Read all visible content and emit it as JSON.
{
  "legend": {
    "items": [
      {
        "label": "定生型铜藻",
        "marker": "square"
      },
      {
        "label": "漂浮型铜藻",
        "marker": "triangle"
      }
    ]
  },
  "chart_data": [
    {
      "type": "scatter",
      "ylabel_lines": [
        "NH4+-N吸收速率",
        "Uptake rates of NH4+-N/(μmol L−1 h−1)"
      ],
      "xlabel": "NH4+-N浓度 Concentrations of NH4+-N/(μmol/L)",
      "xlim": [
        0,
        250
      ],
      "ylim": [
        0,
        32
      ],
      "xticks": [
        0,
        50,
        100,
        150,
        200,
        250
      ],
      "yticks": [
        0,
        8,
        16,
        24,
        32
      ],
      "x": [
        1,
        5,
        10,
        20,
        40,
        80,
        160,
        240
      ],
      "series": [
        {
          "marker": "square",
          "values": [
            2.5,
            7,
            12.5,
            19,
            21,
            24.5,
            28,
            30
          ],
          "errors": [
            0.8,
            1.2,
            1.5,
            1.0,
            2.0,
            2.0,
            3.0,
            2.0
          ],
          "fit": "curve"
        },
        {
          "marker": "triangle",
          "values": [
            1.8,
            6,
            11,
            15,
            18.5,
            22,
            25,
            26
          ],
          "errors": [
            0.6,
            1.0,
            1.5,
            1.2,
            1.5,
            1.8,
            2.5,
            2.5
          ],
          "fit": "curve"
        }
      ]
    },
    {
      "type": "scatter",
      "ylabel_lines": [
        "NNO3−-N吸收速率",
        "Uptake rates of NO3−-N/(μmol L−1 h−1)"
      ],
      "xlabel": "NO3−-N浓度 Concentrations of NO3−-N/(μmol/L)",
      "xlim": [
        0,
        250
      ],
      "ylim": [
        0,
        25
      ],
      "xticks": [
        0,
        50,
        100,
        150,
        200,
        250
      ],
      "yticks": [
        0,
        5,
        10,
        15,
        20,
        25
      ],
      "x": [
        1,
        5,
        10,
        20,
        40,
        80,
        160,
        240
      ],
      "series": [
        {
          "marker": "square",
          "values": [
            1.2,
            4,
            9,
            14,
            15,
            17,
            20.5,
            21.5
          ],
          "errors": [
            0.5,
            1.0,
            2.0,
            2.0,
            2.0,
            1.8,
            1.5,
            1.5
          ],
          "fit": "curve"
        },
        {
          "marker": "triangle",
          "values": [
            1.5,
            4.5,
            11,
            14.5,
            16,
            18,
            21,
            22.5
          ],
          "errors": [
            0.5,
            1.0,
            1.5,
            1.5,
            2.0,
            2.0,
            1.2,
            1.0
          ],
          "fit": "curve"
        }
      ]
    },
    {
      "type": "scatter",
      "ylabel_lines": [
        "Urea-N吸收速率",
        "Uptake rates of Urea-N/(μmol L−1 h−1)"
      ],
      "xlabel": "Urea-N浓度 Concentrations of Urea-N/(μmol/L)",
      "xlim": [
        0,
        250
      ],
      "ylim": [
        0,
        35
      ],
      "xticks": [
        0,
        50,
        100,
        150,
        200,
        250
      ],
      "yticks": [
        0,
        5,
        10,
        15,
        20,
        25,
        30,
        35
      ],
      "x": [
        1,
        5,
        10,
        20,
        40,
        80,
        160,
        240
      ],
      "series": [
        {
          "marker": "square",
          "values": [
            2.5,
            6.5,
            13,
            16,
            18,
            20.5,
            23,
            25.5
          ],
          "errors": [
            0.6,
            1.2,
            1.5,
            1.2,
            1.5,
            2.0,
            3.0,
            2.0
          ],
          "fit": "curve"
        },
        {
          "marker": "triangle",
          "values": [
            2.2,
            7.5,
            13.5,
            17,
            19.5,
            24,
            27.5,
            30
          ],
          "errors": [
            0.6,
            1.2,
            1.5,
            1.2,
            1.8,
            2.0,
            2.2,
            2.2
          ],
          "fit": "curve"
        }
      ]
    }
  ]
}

_ _ _ _

> **What is required**:
Your answer should be a single number: the count of lines in the entries that contain the word "xlabel".

> **Written solution**:
3